Besides gene disruption due to TALEN activity in mammalian cells, another major goal of TALEN-based therapeutic approaches is the establishment of efficient strategies for gene correction. It could be shown that dsDNA breaks caused by TALENs induce homologous recombination in the presence of homologous sequences contained in the respective donor DNA [64-66]. This mechanism can be used to correct mutations associated with genetic diseases by transducing a DNA sequence homologous to the target sequence along with the TALEN encoding sequences. In the context of the ZFN technology, IDLVs  and first generation AdVs  were explored as donors providing DNA substrates for homologous recombination. However, efficiencies of homologous recombination for these systems are low and the molecular design especially of the donor DNA vectors needs to be improved.
Currently there are no data available for TALEN-based approaches in a clinical context. Due to the fact thas this technology is relatively new only preclinical studies were performed until now. However, the ZFN technology could show some benefits for clinical applications [22,68,69] and clinical trials were initiated using these nucleases to disrupt the human CCR5 locus in T cells in order to prevent entry of human immunodefiency virus 1 (HIV-1) into these cells (www.clinicaltrials. govNCT00842634, NCT01252641, NCT01044654). Keeping in mind that ZFN and TALE nucleases share the same mode of action, TALENs could be also be used in clinical applications in the future.

» **DATA PROVIDED**:
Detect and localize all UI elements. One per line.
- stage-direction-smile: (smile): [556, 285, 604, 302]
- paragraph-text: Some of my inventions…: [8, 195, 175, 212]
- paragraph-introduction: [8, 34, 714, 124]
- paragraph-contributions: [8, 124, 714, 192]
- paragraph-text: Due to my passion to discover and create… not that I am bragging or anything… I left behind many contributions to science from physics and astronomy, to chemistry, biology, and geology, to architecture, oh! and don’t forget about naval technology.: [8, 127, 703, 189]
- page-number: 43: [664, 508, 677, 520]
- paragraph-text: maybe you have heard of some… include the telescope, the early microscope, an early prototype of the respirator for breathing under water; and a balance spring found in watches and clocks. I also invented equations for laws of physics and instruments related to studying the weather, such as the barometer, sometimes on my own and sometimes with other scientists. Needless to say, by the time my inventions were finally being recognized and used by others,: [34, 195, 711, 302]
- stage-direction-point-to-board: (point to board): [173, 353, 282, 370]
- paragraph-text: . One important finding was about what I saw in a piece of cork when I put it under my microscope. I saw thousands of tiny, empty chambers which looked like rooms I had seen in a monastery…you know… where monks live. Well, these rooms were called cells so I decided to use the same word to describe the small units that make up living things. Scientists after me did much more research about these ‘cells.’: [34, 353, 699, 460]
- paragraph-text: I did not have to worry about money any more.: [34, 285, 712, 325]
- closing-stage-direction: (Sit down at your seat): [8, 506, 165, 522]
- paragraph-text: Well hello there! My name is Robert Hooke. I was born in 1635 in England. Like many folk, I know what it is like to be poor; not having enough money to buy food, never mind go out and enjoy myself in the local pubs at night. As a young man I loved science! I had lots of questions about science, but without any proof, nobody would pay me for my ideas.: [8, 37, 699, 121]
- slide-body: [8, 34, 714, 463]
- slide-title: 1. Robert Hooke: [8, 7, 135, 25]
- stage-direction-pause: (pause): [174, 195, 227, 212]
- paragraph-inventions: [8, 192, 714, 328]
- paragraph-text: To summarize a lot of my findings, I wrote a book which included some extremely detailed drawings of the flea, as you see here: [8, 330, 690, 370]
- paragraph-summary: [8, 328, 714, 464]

» **SET OF TASKS**:
[a] According to the text on TALEN nucleases, which locus did the ZFN clinical trials aim to disrupt?
[b] Extend the text on TALEN nucleases by writing what comes after its last sentence.

» **RESPONSES TO THE EXERCISE**:
[a] The human CCR5 locus in T cells.

[b]
Notably, besides LV, AdV and BV vectors, also other viral vectors such as adeno-associated viral vectors (AAV vectors) for delivery of functional TALEN expression cassettes will be of interest in the future. However, it remains to be shown whether these approaches are feasible and whether they are more efficient compared to the currently available vector systems.
Authors declare having no potential competing financial interests.
This work was supported by the Persist project (EU Framework Programme 7) and the Else Kröner-Fresenius Foundation to A.E.